[Stored entries]
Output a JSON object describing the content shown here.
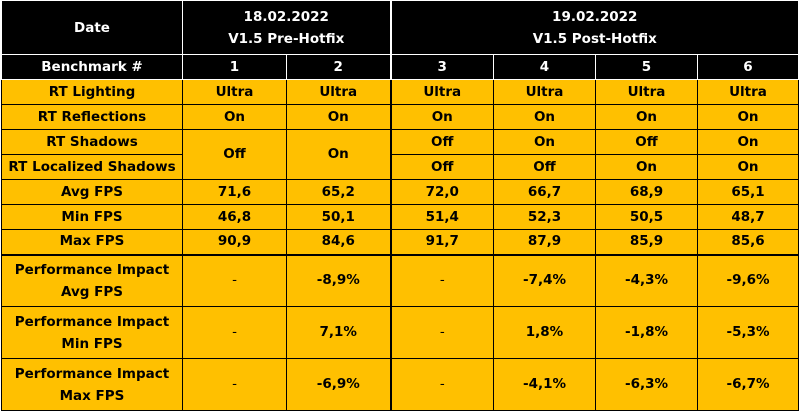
{
  "header": {
    "date_label": "Date",
    "date_1": "18.02.2022",
    "version_1": "V1.5 Pre-Hotfix",
    "date_2": "19.02.2022",
    "version_2": "V1.5 Post-Hotfix",
    "benchmark_label": "Benchmark #",
    "benchmarks": [
      "1",
      "2",
      "3",
      "4",
      "5",
      "6"
    ]
  },
  "rows": {
    "rt_lighting": {
      "label": "RT Lighting",
      "values": [
        "Ultra",
        "Ultra",
        "Ultra",
        "Ultra",
        "Ultra",
        "Ultra"
      ]
    },
    "rt_reflections": {
      "label": "RT Reflections",
      "values": [
        "On",
        "On",
        "On",
        "On",
        "On",
        "On"
      ]
    },
    "rt_shadows": {
      "label": "RT Shadows",
      "values": [
        "Off",
        "On",
        "Off",
        "On",
        "Off",
        "On"
      ]
    },
    "rt_localized_shadows": {
      "label": "RT Localized Shadows",
      "values": [
        "Off",
        "On",
        "Off",
        "Off",
        "On",
        "On"
      ]
    },
    "avg_fps": {
      "label": "Avg FPS",
      "values": [
        "71,6",
        "65,2",
        "72,0",
        "66,7",
        "68,9",
        "65,1"
      ]
    },
    "min_fps": {
      "label": "Min FPS",
      "values": [
        "46,8",
        "50,1",
        "51,4",
        "52,3",
        "50,5",
        "48,7"
      ]
    },
    "max_fps": {
      "label": "Max FPS",
      "values": [
        "90,9",
        "84,6",
        "91,7",
        "87,9",
        "85,9",
        "85,6"
      ]
    },
    "impact_avg": {
      "label_1": "Performance Impact",
      "label_2": "Avg FPS",
      "values": [
        "-",
        "-8,9%",
        "-",
        "-7,4%",
        "-4,3%",
        "-9,6%"
      ]
    },
    "impact_min": {
      "label_1": "Performance Impact",
      "label_2": "Min FPS",
      "values": [
        "-",
        "7,1%",
        "-",
        "1,8%",
        "-1,8%",
        "-5,3%"
      ]
    },
    "impact_max": {
      "label_1": "Performance Impact",
      "label_2": "Max FPS",
      "values": [
        "-",
        "-6,9%",
        "-",
        "-4,1%",
        "-6,3%",
        "-6,7%"
      ]
    }
  },
  "colors": {
    "header_bg": "#000000",
    "cell_bg": "#ffc000",
    "off_red": "#c00000",
    "on_green": "#5e8b1e"
  }
}
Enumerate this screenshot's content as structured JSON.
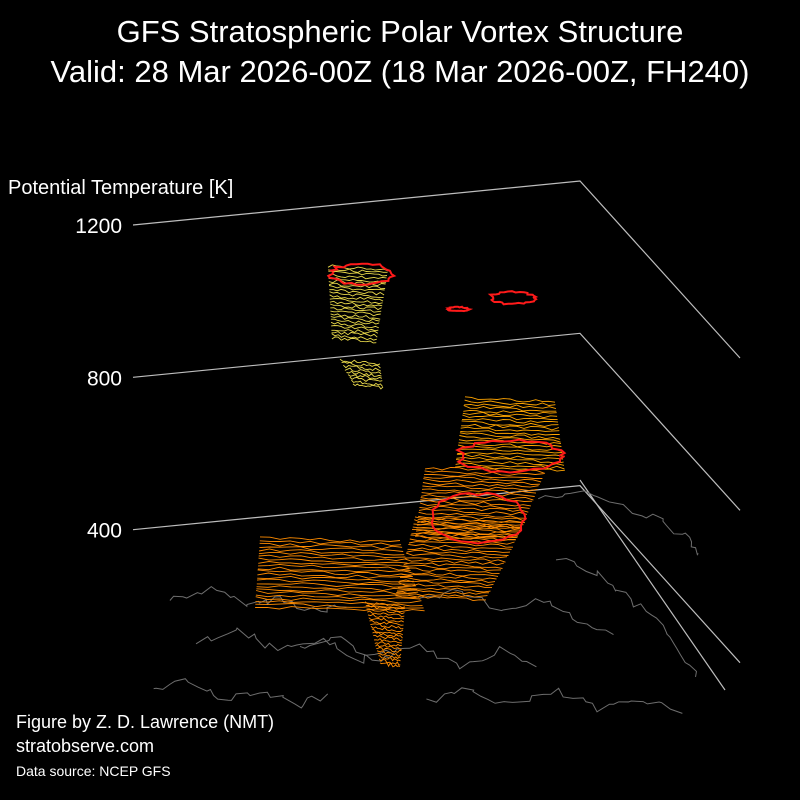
{
  "chart_data": {
    "type": "3d-isosurface",
    "title": "GFS Stratospheric Polar Vortex Structure",
    "subtitle": "Valid: 28 Mar 2026-00Z  (18 Mar 2026-00Z, FH240)",
    "zlabel": "Potential Temperature [K]",
    "z_ticks": [
      400,
      800,
      1200
    ],
    "zlim": [
      0,
      1250
    ],
    "colors": {
      "background": "#000000",
      "axis": "#bdbdbd",
      "coast": "#6e6e6e",
      "upper_slices": "#e8d84a",
      "lower_slices": "#ff8c00",
      "mid_slices": "#ffa500",
      "edge_contour": "#ff1a1a"
    }
  },
  "credits": {
    "author": "Figure by Z. D. Lawrence (NMT)",
    "website": "stratobserve.com",
    "source": "Data source: NCEP GFS"
  }
}
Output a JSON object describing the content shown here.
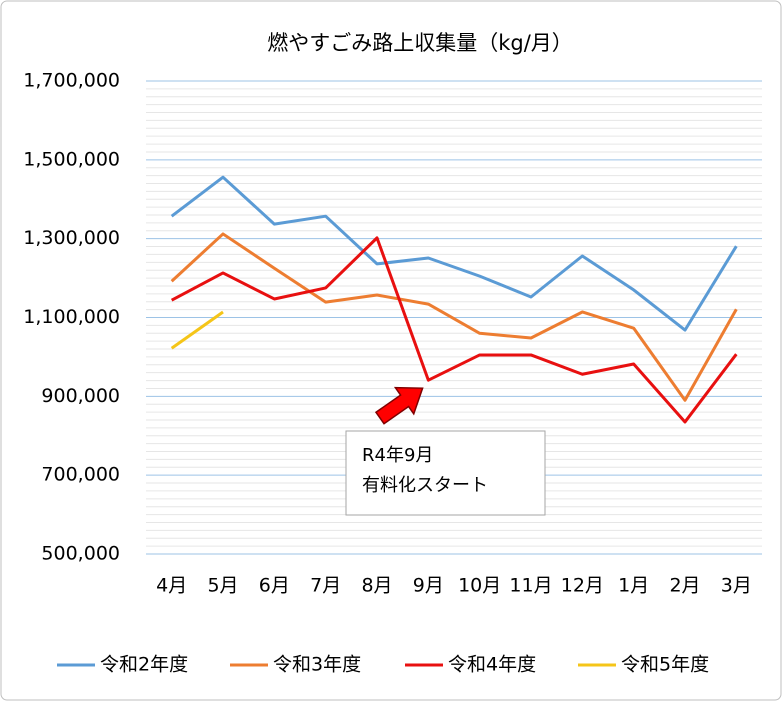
{
  "chart_data": {
    "type": "line",
    "title": "燃やすごみ路上収集量（kg/月）",
    "categories": [
      "4月",
      "5月",
      "6月",
      "7月",
      "8月",
      "9月",
      "10月",
      "11月",
      "12月",
      "1月",
      "2月",
      "3月"
    ],
    "series": [
      {
        "name": "令和2年度",
        "color": "#5b9bd5",
        "values": [
          1357000,
          1456000,
          1337000,
          1357000,
          1236000,
          1251000,
          1205000,
          1152000,
          1256000,
          1170000,
          1068000,
          1281000
        ]
      },
      {
        "name": "令和3年度",
        "color": "#ed7d31",
        "values": [
          1192000,
          1312000,
          1225000,
          1139000,
          1157000,
          1134000,
          1060000,
          1048000,
          1114000,
          1073000,
          890000,
          1121000
        ]
      },
      {
        "name": "令和4年度",
        "color": "#e81010",
        "values": [
          1144000,
          1213000,
          1147000,
          1175000,
          1302000,
          941000,
          1005000,
          1005000,
          956000,
          982000,
          835000,
          1007000
        ]
      },
      {
        "name": "令和5年度",
        "color": "#f5c518",
        "values": [
          1022000,
          1114000,
          null,
          null,
          null,
          null,
          null,
          null,
          null,
          null,
          null,
          null
        ]
      }
    ],
    "ylim": [
      500000,
      1700000
    ],
    "yticks": [
      {
        "value": 500000,
        "label": "500,000"
      },
      {
        "value": 700000,
        "label": "700,000"
      },
      {
        "value": 900000,
        "label": "900,000"
      },
      {
        "value": 1100000,
        "label": "1,100,000"
      },
      {
        "value": 1300000,
        "label": "1,300,000"
      },
      {
        "value": 1500000,
        "label": "1,500,000"
      },
      {
        "value": 1700000,
        "label": "1,700,000"
      }
    ],
    "grid": true,
    "legend": "bottom",
    "annotations": [
      "R4年9月",
      "有料化スタート"
    ]
  }
}
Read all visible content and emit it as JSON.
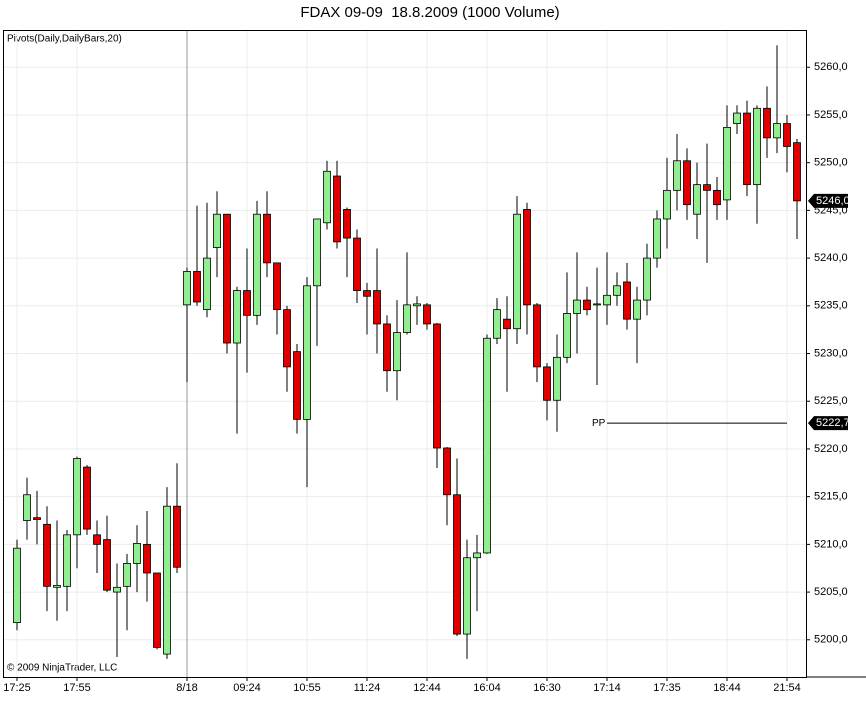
{
  "chart_data": {
    "type": "candlestick",
    "title": "FDAX 09-09  18.8.2009 (1000 Volume)",
    "indicator_label": "Pivots(Daily,DailyBars,20)",
    "copyright": "© 2009 NinjaTrader, LLC",
    "categories": [
      "17:25",
      null,
      null,
      null,
      null,
      null,
      "17:55",
      null,
      null,
      null,
      null,
      null,
      null,
      null,
      null,
      null,
      null,
      "8/18",
      null,
      null,
      null,
      null,
      null,
      "09:24",
      null,
      null,
      null,
      null,
      null,
      "10:55",
      null,
      null,
      null,
      null,
      null,
      "11:24",
      null,
      null,
      null,
      null,
      null,
      "12:44",
      null,
      null,
      null,
      null,
      null,
      "16:04",
      null,
      null,
      null,
      null,
      null,
      "16:30",
      null,
      null,
      null,
      null,
      null,
      "17:14",
      null,
      null,
      null,
      null,
      null,
      "17:35",
      null,
      null,
      null,
      null,
      null,
      "18:44",
      null,
      null,
      null,
      null,
      null,
      "21:54",
      null
    ],
    "open": [
      5201.8,
      5212.5,
      5212.8,
      5212.1,
      5205.5,
      5205.6,
      5211,
      5218.1,
      5211,
      5210.5,
      5205,
      5205.6,
      5208,
      5210,
      5207,
      5198.5,
      5214,
      5235.1,
      5238.6,
      5234.6,
      5241.1,
      5244.6,
      5231.1,
      5236.6,
      5234,
      5244.6,
      5239.5,
      5234.6,
      5230.2,
      5223.1,
      5237.1,
      5243.7,
      5248.6,
      5245.1,
      5242.1,
      5236.6,
      5236.6,
      5233.1,
      5228.2,
      5232.2,
      5235,
      5235.1,
      5233.1,
      5220.1,
      5215.2,
      5200.6,
      5208.6,
      5209.1,
      5231.6,
      5233.6,
      5232.6,
      5245.1,
      5235.1,
      5228.6,
      5225.1,
      5229.6,
      5234.2,
      5235.6,
      5235.1,
      5235.1,
      5236.1,
      5237.5,
      5233.6,
      5235.6,
      5240,
      5244.1,
      5247.1,
      5250.2,
      5244.6,
      5247.7,
      5247.1,
      5246.1,
      5254.1,
      5255.2,
      5247.7,
      5255.7,
      5252.6,
      5254.1,
      5252.1
    ],
    "high": [
      5210.5,
      5217,
      5215.6,
      5214,
      5212.5,
      5211.5,
      5219.2,
      5218.3,
      5212.5,
      5213,
      5208,
      5209,
      5212,
      5213.5,
      5207,
      5216,
      5218.5,
      5239,
      5245.5,
      5245.8,
      5247,
      5244.6,
      5237,
      5241,
      5246,
      5247,
      5239.5,
      5235,
      5231,
      5238,
      5244.1,
      5250.2,
      5250.2,
      5245.3,
      5243,
      5237.4,
      5241,
      5234,
      5235.6,
      5240.6,
      5236,
      5235.3,
      5233.2,
      5220.2,
      5219,
      5210.5,
      5211,
      5232,
      5235.8,
      5236,
      5246.5,
      5245.8,
      5235.3,
      5229,
      5232,
      5238.5,
      5240.6,
      5237,
      5239,
      5240.6,
      5238.5,
      5239.5,
      5237,
      5241.5,
      5245,
      5250.5,
      5253,
      5251.5,
      5250,
      5252,
      5248.5,
      5256,
      5256,
      5256.5,
      5256,
      5258,
      5262.3,
      5255,
      5252.5
    ],
    "low": [
      5201,
      5210.5,
      5210,
      5203,
      5202,
      5203,
      5207.5,
      5211,
      5207,
      5205,
      5198.2,
      5201,
      5205,
      5204,
      5199,
      5198,
      5207,
      5227,
      5235,
      5233.8,
      5238,
      5230,
      5221.6,
      5228,
      5233,
      5238,
      5232,
      5226,
      5221.6,
      5216,
      5230.8,
      5243,
      5241,
      5238,
      5235.3,
      5232,
      5230,
      5226,
      5225.1,
      5232,
      5233,
      5232.5,
      5218,
      5212,
      5200.4,
      5198,
      5203,
      5209,
      5231,
      5226,
      5231,
      5232,
      5227,
      5223,
      5221.8,
      5229,
      5230,
      5234,
      5226.7,
      5233,
      5235,
      5232.5,
      5229,
      5234,
      5239,
      5241,
      5245,
      5244,
      5242,
      5239.5,
      5244,
      5244,
      5253,
      5246.5,
      5243.6,
      5250.5,
      5251,
      5249,
      5242
    ],
    "close": [
      5209.6,
      5215.2,
      5212.6,
      5205.6,
      5205.7,
      5211,
      5219,
      5211.6,
      5210,
      5205.2,
      5205.5,
      5208,
      5210.1,
      5207,
      5199.2,
      5214,
      5207.6,
      5238.6,
      5235.4,
      5240,
      5244.6,
      5231.1,
      5236.6,
      5234,
      5244.6,
      5239.5,
      5234.6,
      5228.6,
      5223.1,
      5237.1,
      5244.1,
      5249.1,
      5241.7,
      5242.1,
      5236.6,
      5236,
      5233.1,
      5228.2,
      5232.2,
      5235.1,
      5235.2,
      5233.1,
      5220.1,
      5215.2,
      5200.6,
      5208.6,
      5209.1,
      5231.6,
      5234.6,
      5232.6,
      5244.6,
      5235.1,
      5228.6,
      5225.1,
      5229.6,
      5234.2,
      5235.6,
      5234.6,
      5235.2,
      5236.1,
      5237.1,
      5233.6,
      5235.6,
      5240,
      5244.1,
      5247.1,
      5250.2,
      5245.6,
      5247.7,
      5247.1,
      5245.6,
      5253.7,
      5255.2,
      5247.7,
      5255.7,
      5252.6,
      5254.1,
      5251.7,
      5246
    ],
    "up_color": "#90ee90",
    "down_color": "#e00000",
    "last_price": {
      "value": 5246,
      "label": "5246,0"
    },
    "pivot": {
      "name": "PP",
      "value": 5222.7,
      "label": "5222,7"
    },
    "ylim": [
      5196.1,
      5263.8
    ],
    "yticks": [
      {
        "value": 5200,
        "label": "5200,0"
      },
      {
        "value": 5205,
        "label": "5205,0"
      },
      {
        "value": 5210,
        "label": "5210,0"
      },
      {
        "value": 5215,
        "label": "5215,0"
      },
      {
        "value": 5220,
        "label": "5220,0"
      },
      {
        "value": 5225,
        "label": "5225,0"
      },
      {
        "value": 5230,
        "label": "5230,0"
      },
      {
        "value": 5235,
        "label": "5235,0"
      },
      {
        "value": 5240,
        "label": "5240,0"
      },
      {
        "value": 5245,
        "label": "5245,0"
      },
      {
        "value": 5250,
        "label": "5250,0"
      },
      {
        "value": 5255,
        "label": "5255,0"
      },
      {
        "value": 5260,
        "label": "5260,0"
      }
    ],
    "grid": true
  }
}
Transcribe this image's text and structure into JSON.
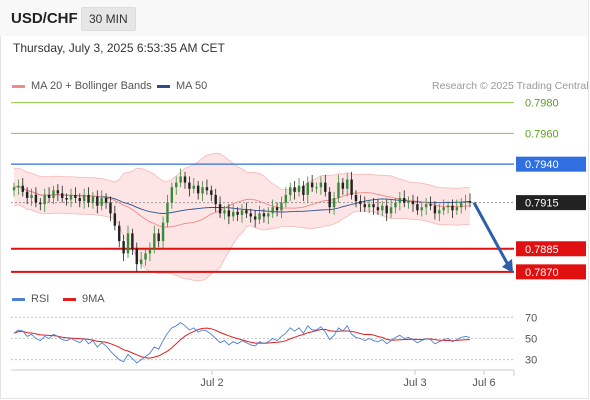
{
  "header": {
    "symbol": "USD/CHF",
    "interval": "30 MIN"
  },
  "timestamp": "Thursday, July 3, 2025 6:53:35 AM CET",
  "legend": {
    "ma20": {
      "label": "MA 20 + Bollinger Bands",
      "color": "#f28b86"
    },
    "ma50": {
      "label": "MA 50",
      "color": "#2c4f8c"
    }
  },
  "credit": "Research © 2025 Trading Central",
  "rsi_legend": {
    "rsi": {
      "label": "RSI",
      "color": "#4f7fd6"
    },
    "ma9": {
      "label": "9MA",
      "color": "#e01e1e"
    }
  },
  "chart_data": [
    {
      "type": "line",
      "title": "",
      "subtitle": "",
      "xlabel": "",
      "ylabel": "",
      "ylim": [
        0.7866,
        0.7983
      ],
      "x_ticks": [
        "Jul 2",
        "Jul 3",
        "Jul 6"
      ],
      "levels": [
        {
          "label": "0.7980",
          "value": 0.798,
          "color": "#8fc93a",
          "kind": "resistance"
        },
        {
          "label": "0.7960",
          "value": 0.796,
          "color": "#8fc93a",
          "kind": "resistance"
        },
        {
          "label": "0.7940",
          "value": 0.794,
          "color": "#2f6fe0",
          "kind": "pivot"
        },
        {
          "label": "0.7915",
          "value": 0.7915,
          "color": "#222222",
          "kind": "last"
        },
        {
          "label": "0.7885",
          "value": 0.7885,
          "color": "#e01010",
          "kind": "support"
        },
        {
          "label": "0.7870",
          "value": 0.787,
          "color": "#e01010",
          "kind": "support"
        }
      ],
      "close": [
        0.7925,
        0.7926,
        0.7922,
        0.7918,
        0.792,
        0.7915,
        0.7914,
        0.792,
        0.7918,
        0.7923,
        0.7921,
        0.7918,
        0.7917,
        0.792,
        0.7918,
        0.7916,
        0.792,
        0.7915,
        0.7919,
        0.7913,
        0.7918,
        0.7915,
        0.7908,
        0.79,
        0.789,
        0.7882,
        0.7895,
        0.7885,
        0.7875,
        0.7878,
        0.7882,
        0.7885,
        0.7895,
        0.789,
        0.7902,
        0.7915,
        0.7925,
        0.7928,
        0.7932,
        0.7928,
        0.7924,
        0.7926,
        0.7921,
        0.7925,
        0.7923,
        0.792,
        0.7914,
        0.7908,
        0.791,
        0.7906,
        0.7909,
        0.7907,
        0.791,
        0.7908,
        0.7906,
        0.7904,
        0.7908,
        0.7906,
        0.7908,
        0.7912,
        0.791,
        0.7915,
        0.792,
        0.7925,
        0.7922,
        0.7926,
        0.792,
        0.7928,
        0.7925,
        0.7925,
        0.7928,
        0.7922,
        0.7912,
        0.7918,
        0.7928,
        0.7924,
        0.793,
        0.792,
        0.7916,
        0.7914,
        0.7912,
        0.7914,
        0.7912,
        0.791,
        0.7913,
        0.7908,
        0.7912,
        0.7915,
        0.7918,
        0.7915,
        0.7916,
        0.7914,
        0.791,
        0.7912,
        0.7914,
        0.7913,
        0.7908,
        0.791,
        0.7912,
        0.7913,
        0.791,
        0.7912,
        0.7915,
        0.7916,
        0.7915
      ],
      "series": [
        {
          "name": "MA 20 + Bollinger Bands",
          "kind": "ma20_bollinger",
          "period": 20,
          "band_k": 2
        },
        {
          "name": "MA 50",
          "kind": "ma50",
          "period": 50
        }
      ],
      "forecast_arrow": {
        "from": 0.7915,
        "to": 0.787,
        "color": "#2c5fa8"
      },
      "grid": false,
      "legend_position": "top-left"
    },
    {
      "type": "line",
      "title": "",
      "xlabel": "",
      "ylabel": "",
      "ylim": [
        25,
        75
      ],
      "y_ticks": [
        70,
        50,
        30
      ],
      "guide_levels": [
        70,
        50,
        30
      ],
      "series": [
        {
          "name": "RSI",
          "color": "#4f7fd6",
          "values": [
            55,
            58,
            57,
            52,
            54,
            50,
            48,
            52,
            50,
            54,
            52,
            49,
            48,
            50,
            48,
            46,
            50,
            45,
            48,
            42,
            46,
            43,
            38,
            34,
            30,
            28,
            35,
            31,
            27,
            30,
            33,
            36,
            42,
            40,
            48,
            55,
            60,
            62,
            65,
            62,
            58,
            60,
            56,
            58,
            57,
            54,
            50,
            46,
            48,
            44,
            47,
            45,
            48,
            46,
            44,
            43,
            47,
            45,
            47,
            50,
            48,
            52,
            55,
            60,
            57,
            60,
            55,
            62,
            58,
            58,
            61,
            56,
            49,
            53,
            60,
            57,
            62,
            54,
            51,
            50,
            48,
            50,
            48,
            47,
            49,
            45,
            48,
            51,
            53,
            50,
            51,
            49,
            46,
            48,
            50,
            49,
            45,
            47,
            49,
            50,
            47,
            49,
            51,
            52,
            51
          ]
        },
        {
          "name": "9MA",
          "color": "#e01e1e",
          "period": 9
        }
      ],
      "legend_position": "top-left"
    }
  ]
}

Task directions:
From the data above, show each line that contains "subtitle".

Expected output:
    "subtitle": "Valid: 28 Mar 2026-00Z  (18 Mar 2026-00Z, FH240)",
      "subtitle": "",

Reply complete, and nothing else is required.